Collected data entries:
>> begin
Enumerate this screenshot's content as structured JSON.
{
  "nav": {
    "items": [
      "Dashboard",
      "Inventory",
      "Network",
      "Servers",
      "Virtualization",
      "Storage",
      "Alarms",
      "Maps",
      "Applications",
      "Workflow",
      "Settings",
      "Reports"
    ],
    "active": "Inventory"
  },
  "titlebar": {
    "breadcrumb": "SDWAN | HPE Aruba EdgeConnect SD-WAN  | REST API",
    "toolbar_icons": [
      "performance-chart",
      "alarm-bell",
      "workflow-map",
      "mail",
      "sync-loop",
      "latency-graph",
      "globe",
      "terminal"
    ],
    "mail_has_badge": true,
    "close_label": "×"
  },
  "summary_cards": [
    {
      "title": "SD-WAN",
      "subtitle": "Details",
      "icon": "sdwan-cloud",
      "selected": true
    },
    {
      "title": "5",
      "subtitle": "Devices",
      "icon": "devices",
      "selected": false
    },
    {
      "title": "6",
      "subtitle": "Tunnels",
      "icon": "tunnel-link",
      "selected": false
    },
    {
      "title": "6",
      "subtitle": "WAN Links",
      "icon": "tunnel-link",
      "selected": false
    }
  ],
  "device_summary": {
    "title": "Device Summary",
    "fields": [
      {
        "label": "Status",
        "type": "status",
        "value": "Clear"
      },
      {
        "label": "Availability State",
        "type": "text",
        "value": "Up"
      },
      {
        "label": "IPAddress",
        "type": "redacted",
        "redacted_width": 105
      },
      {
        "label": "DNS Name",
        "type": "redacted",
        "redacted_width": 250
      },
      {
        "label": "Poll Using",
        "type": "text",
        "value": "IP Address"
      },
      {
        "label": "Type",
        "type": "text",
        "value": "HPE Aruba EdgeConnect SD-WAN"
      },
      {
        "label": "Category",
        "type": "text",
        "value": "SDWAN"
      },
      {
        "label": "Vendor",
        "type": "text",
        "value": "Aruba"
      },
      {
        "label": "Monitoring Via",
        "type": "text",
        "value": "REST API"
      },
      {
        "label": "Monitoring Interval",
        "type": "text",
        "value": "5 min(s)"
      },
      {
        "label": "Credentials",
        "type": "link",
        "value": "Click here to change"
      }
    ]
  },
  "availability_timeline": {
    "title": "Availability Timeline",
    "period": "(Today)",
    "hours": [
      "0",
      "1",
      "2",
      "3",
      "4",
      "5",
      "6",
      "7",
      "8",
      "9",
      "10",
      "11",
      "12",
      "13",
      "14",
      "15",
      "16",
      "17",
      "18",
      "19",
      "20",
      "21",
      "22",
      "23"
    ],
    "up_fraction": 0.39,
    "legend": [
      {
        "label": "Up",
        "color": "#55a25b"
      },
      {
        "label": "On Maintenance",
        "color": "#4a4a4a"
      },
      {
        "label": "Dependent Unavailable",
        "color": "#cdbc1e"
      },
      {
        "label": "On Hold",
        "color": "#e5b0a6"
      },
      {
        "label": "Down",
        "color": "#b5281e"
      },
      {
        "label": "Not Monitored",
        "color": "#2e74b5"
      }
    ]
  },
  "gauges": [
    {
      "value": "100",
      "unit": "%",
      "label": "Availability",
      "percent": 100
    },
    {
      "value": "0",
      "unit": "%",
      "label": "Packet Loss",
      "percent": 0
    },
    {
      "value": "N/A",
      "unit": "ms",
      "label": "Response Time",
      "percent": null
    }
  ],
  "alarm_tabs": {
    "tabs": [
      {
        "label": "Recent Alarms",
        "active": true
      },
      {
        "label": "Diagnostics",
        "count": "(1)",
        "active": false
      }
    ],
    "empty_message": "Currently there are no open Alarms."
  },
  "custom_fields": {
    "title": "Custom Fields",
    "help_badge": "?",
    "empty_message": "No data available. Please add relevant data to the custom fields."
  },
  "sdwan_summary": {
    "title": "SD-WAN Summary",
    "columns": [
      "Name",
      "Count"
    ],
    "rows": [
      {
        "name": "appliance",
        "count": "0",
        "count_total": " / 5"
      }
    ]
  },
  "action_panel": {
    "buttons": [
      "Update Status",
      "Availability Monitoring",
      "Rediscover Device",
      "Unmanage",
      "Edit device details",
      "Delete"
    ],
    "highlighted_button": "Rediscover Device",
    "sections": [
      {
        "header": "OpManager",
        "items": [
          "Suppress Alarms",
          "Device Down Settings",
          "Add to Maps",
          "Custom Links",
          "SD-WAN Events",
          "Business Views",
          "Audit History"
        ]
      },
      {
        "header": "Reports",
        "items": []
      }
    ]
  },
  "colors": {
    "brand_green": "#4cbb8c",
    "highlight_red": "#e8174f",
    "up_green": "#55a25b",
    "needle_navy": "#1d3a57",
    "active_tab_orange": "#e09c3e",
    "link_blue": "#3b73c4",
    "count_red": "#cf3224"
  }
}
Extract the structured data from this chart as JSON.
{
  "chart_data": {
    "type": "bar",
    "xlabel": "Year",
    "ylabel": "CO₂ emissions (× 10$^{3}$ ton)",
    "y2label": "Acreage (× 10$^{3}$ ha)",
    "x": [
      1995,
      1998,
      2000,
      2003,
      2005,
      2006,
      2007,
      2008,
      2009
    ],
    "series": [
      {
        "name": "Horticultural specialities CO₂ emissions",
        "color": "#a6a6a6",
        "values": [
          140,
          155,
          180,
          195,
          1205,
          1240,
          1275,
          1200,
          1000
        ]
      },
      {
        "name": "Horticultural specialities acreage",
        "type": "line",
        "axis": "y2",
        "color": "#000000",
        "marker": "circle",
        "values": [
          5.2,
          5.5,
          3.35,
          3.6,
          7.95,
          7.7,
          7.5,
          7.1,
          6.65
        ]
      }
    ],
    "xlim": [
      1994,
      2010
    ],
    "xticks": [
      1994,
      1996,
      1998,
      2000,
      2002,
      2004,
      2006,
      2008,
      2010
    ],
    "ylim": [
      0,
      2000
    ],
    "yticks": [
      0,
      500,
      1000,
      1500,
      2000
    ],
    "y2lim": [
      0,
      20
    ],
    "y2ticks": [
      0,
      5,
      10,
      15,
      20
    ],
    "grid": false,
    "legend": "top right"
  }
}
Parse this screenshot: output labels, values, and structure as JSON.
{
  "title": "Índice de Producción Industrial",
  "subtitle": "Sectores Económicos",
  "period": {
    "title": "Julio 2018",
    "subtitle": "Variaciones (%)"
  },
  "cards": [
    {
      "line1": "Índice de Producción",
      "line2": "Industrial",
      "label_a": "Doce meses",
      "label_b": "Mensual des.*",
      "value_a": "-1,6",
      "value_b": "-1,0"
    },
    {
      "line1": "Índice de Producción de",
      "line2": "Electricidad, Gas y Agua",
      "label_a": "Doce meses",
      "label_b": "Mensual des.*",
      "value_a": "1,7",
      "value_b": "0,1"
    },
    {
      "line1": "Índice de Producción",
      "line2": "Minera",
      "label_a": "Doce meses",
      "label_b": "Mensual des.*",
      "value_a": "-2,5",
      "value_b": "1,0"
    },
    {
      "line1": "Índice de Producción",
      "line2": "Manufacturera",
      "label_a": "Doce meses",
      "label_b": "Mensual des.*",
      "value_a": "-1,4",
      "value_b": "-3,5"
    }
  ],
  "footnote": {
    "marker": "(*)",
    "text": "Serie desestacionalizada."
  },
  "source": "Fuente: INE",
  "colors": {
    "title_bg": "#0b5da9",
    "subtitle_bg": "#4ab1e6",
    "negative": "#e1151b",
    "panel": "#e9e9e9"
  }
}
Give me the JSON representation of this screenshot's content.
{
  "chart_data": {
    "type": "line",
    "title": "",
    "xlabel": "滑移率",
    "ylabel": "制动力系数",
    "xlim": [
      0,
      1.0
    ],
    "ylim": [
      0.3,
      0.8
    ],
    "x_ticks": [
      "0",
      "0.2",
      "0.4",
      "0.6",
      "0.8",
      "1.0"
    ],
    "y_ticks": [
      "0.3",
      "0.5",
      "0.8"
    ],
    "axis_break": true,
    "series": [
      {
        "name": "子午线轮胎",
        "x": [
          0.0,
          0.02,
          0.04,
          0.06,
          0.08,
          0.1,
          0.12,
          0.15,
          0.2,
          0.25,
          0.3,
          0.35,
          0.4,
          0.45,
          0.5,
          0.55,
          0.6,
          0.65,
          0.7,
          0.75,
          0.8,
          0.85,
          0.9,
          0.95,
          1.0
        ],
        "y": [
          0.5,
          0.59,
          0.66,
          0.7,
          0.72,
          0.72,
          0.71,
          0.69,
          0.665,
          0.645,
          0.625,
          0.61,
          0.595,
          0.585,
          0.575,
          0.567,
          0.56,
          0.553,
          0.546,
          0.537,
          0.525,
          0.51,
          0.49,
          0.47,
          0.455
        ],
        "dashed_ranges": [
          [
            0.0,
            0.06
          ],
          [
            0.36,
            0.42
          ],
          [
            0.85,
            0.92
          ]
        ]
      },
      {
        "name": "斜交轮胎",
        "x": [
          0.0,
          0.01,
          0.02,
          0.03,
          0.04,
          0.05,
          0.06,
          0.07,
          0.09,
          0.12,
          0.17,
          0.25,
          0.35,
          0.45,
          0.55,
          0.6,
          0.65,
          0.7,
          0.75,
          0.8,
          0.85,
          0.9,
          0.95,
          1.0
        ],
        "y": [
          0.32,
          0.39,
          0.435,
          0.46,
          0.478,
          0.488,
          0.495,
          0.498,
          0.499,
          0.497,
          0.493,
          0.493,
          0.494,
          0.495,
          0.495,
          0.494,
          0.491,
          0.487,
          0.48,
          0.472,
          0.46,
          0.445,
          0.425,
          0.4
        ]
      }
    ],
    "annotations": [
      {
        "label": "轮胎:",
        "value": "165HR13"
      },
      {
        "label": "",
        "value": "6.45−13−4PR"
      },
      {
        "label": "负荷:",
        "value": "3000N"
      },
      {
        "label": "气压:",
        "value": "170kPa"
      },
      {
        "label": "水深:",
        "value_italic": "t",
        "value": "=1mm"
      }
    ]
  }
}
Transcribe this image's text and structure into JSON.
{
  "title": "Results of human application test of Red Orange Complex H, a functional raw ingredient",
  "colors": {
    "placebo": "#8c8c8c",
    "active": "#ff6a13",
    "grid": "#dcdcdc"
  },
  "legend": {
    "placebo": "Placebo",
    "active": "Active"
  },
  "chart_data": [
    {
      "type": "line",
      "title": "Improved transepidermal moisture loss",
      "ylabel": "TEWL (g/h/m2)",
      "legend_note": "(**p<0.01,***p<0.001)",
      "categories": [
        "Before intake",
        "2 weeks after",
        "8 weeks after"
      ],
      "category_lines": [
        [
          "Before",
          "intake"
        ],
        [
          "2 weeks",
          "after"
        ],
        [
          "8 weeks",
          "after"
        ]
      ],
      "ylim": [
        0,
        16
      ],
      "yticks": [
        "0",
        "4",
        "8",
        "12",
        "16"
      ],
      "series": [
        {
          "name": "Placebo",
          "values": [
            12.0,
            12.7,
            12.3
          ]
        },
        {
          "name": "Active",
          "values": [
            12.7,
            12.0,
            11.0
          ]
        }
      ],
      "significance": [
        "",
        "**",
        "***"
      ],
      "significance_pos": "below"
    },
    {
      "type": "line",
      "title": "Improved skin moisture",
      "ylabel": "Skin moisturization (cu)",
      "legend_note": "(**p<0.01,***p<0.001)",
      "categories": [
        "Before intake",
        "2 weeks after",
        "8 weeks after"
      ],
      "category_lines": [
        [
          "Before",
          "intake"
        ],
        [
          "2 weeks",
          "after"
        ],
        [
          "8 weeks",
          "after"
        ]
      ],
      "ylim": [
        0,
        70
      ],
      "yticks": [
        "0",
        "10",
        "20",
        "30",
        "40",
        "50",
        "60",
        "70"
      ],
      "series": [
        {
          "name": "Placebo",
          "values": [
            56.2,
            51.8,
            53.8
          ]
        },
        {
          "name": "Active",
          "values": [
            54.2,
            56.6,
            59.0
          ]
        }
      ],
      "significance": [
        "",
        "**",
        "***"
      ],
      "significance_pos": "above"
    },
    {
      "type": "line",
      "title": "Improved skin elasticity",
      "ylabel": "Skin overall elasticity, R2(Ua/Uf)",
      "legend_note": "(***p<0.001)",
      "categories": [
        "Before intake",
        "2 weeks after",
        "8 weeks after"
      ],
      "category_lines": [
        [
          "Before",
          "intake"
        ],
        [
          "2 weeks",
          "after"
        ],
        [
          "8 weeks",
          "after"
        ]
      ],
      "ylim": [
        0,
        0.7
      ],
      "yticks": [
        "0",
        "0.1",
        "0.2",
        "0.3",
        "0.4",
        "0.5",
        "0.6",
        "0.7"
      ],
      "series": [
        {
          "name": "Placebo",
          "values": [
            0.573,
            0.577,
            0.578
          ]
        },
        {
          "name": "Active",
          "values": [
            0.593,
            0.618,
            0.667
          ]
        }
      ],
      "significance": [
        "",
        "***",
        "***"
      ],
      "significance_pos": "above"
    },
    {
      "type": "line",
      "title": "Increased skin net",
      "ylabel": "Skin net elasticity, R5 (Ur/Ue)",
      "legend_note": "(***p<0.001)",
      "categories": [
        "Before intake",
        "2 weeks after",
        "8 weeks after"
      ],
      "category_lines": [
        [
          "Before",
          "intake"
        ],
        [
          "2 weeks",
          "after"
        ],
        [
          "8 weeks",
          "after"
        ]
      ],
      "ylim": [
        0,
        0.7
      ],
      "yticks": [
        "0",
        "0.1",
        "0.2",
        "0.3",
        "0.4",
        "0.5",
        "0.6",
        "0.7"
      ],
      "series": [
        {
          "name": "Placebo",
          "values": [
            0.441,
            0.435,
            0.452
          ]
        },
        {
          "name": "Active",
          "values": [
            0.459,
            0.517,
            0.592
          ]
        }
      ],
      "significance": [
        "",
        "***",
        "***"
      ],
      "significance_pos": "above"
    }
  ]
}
>> end
STATED GOAL ->
Lines that include the word "structured" are to be extracted from the data above.

WRITTEN RESPONSE ->
Enumerate this screenshot's content as structured JSON.
Extract the structured data from this chart as JSON.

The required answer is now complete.